Selected excerpt:
Hey guys - I have always been comfortable fixing or trying to fix just about anything and today I decided to tackle the task of fixing the busted-***** audio snake we have sitting around the shop. It was actually kind of funny/sad how all but about 5 of the channels were taped over on the stage box and at least 6 connectors were missing on the fan-out. One of my co-workers reports that there were possible breaks within the multi-cable snake somewhere in the middle. It's about a 300' long snake. It is currently randomly coiled and sitting on the ground. I checked continuity of each and every conductor from either pin to pin or bare-wire to pin and found no opens OR shorts. Does anyone have a tried and true method for simulating stress on a snake multi-cable during a gig or am I going to end up having to drag it out into the parking lot, "snake" it around and test each channel while jiggling random areas of the cable? I plan on replacing all of the ends before doing this, of course. Ideas?


----------



## derekleffew (Sep 16, 2008)

mnfreelancer said:


> ... One of my co-workers reports that there were possible breaks within the multi-cable snake somewhere in the middle. ...


If there's no visible damage to the jacket, it's unlikely there is internal damage. I'd replace/repair all the ends, stretch it out, and run some multi-channel audio through it. How many pair is it?


----------



## SHARYNF (Sep 16, 2008)

Rarely is it a problem in the cable itself UNLESS you can see cut area or damaged areas. Look for these areas. If there are damaged parts when you remove the connectors on the fanout, get your self some high quality water proof shrink tube and use this to cover over any other repairs you might make
Most times it is on the connectors, or there was another problem on interfaced gear and the connectors were taped over as a precaution until someone could look at it carefully
So this has the box and fanout directly wired with NO multiconnector?
Sharyn


----------



## DaveySimps (Sep 16, 2008)

I agree, as long as there is no damage to the outer jacket, there should not be any interior damage. If you have fixed all of the connectors on the fan out end, inspected all of the connections in teh stage box end, and checked for continuity on all of the lines, you should be good to go. 

~Dave


----------



## cdub260 (Sep 16, 2008)

Another test that may be worth trying if you suspect a midline problem, is to check for continuity between lines. While it is a tedious and time consuming operation, if you actually have continuity between two lines, then you have a midline problem. However, I would only do this if repairing the ends of the snake does not fix your snake issues.


----------



## mnfreelancer (Sep 16, 2008)

Thanks guys, I am brining my soldering gear to work tomorrow and will get started on the ends. The snake does indeed go directly to a fan-out with no multi-pin breakout. I figured that if there is no problem with any channel with the cable randomly coiled on the floor, it is unlikely there will be a problem when it is stretched out ... I will keep y'all posted.


----------



## TimmyP1955 (Sep 19, 2008)

I've seen a problem only once where there was no visible damage: On a 100'x 9 pair, one wire was open. I chopped the cable into four 25' sections for another application, and the duff wire was open on three of the sections! Some sort of strange manufacturing defect I'm sure.


----------



## Chris15 (Sep 20, 2008)

I know way too much about core...

[Annotated element entries]
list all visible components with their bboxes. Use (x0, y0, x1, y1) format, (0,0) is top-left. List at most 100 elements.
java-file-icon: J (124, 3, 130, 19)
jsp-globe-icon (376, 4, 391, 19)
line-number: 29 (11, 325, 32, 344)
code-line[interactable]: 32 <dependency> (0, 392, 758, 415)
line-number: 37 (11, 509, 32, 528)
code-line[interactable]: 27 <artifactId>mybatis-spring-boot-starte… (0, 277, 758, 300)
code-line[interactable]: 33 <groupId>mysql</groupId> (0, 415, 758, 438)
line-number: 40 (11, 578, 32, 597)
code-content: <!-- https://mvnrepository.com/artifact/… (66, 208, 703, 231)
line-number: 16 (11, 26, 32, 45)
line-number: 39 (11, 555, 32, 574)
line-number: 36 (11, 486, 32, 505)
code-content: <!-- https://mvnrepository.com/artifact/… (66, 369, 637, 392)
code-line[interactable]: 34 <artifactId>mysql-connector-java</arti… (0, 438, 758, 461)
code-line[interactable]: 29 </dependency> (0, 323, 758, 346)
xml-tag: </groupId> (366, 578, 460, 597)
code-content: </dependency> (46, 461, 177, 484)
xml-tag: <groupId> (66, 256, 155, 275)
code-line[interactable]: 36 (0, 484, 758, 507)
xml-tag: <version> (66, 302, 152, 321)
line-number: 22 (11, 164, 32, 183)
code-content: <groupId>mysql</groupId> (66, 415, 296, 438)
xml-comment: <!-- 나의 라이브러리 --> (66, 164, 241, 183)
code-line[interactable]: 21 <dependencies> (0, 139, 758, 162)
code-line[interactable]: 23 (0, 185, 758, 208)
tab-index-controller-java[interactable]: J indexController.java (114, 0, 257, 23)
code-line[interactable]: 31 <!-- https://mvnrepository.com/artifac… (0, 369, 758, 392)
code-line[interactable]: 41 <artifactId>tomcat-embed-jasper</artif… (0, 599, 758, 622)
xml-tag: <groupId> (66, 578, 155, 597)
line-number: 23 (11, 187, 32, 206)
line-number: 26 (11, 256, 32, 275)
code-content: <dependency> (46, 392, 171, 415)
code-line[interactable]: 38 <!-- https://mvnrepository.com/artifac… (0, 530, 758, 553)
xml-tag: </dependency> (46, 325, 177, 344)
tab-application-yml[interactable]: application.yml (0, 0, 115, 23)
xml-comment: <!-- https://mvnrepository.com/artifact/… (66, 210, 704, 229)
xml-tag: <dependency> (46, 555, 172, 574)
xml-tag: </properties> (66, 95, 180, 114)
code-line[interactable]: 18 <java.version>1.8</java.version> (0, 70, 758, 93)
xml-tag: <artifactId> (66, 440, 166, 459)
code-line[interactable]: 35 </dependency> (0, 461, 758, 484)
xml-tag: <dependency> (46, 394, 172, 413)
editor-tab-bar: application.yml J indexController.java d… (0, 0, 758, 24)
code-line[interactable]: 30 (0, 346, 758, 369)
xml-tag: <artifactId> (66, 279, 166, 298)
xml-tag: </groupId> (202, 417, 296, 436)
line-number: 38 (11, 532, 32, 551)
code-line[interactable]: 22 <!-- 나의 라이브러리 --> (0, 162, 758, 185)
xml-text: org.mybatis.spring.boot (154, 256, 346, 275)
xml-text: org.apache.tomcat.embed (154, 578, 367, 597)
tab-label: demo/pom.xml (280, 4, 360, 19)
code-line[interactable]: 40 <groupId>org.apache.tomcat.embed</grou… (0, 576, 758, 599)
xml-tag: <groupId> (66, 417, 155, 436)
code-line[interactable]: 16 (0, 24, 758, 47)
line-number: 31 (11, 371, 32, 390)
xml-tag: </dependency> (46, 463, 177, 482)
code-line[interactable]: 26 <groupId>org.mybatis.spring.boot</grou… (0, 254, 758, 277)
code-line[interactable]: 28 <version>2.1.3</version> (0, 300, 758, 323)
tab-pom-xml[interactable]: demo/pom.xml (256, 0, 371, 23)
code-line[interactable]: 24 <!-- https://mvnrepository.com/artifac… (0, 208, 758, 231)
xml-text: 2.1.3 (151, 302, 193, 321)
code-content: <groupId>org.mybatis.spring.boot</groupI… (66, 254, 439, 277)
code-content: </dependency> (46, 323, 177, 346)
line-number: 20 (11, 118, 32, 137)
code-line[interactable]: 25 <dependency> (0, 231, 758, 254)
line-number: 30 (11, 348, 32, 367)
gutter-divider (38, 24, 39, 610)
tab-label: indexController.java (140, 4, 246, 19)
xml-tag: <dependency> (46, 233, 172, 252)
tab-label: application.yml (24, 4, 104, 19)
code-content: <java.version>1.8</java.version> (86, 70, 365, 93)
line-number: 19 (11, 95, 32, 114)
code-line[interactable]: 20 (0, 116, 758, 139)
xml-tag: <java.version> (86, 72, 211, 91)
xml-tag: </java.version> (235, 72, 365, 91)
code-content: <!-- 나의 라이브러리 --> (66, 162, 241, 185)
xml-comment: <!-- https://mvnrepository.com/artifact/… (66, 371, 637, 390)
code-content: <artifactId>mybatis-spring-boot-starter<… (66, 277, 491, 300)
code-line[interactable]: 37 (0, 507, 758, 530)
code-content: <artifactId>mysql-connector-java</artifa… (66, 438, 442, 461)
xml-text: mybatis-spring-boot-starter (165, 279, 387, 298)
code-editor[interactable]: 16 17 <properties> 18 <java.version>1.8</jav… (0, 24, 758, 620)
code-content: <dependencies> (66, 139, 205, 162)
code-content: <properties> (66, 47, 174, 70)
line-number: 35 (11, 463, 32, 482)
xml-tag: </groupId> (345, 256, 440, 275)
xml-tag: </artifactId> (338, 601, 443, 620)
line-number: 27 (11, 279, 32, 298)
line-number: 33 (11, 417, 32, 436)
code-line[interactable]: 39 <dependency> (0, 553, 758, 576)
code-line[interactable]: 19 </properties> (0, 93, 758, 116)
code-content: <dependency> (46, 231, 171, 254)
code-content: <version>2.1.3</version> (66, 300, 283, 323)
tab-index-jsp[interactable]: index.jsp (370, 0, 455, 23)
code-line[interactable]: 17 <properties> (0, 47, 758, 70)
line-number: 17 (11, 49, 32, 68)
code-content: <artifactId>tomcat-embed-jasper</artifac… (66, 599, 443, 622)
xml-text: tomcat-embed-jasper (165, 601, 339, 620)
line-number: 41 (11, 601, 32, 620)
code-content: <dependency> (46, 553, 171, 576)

Work instructions:
1) In the audio snake repair thread, roughly how long is the snake being fixed?
2) From the audio snake repair thread, write out word for word the part that starts with the words "If there's no" and ends with "pair is it?".
3) Extend the forum thread about repairing the audio snake, picking up right after its final sentence.

Responses:
1) About 300 feet.

2)
If there's no visible damage to the jacket, it's unlikely there is internal damage. I'd replace/repair all the ends, stretch it out, and run some multi-channel audio through it. How many pair is it?

3)
Internal breakages DO happen, though rarely. prolonged stretching can for instance cause this. I presume you don't have any evidence of pigtailing?
A decent kink may not show up externally but may have made inside unhappy.

Continuity isn't everything. Check for shorts as well.

For a permanently tethered stage box, crack open the box, check all the terminations while you are there, and make sure that there is some slack held in there by the strain relief. For a sturdy multipinned box, so long as you can't see obvious damage like a smashed XLR or issues with the multipin, they are normally pretty reliable.

For a permanent fanout: Do you have spaghetti over all of your individual cores? Is this effectively anchored where the outer ends - 2 sizeable cable ties around all of the spaghetti and then covering this with say 100 - 150mm of glue impregnated heatshrink has worked well in the past, just be careful when you shrink the glue impregnated stuff that you don't melt the spaghetti too much in the process. The spaghetti does two things; it is another layer of protection for the fragile cores and it thickens them up so the strain relief on your XLRs has a little more to grip on to...

It is also possible to fluke a continuity test... I'm sure we've all seen a cable go funny when you flex it at various times in various situations...

Hope there are some useful insights in that...


----------



## mnfreelancer (Oct 9, 2008)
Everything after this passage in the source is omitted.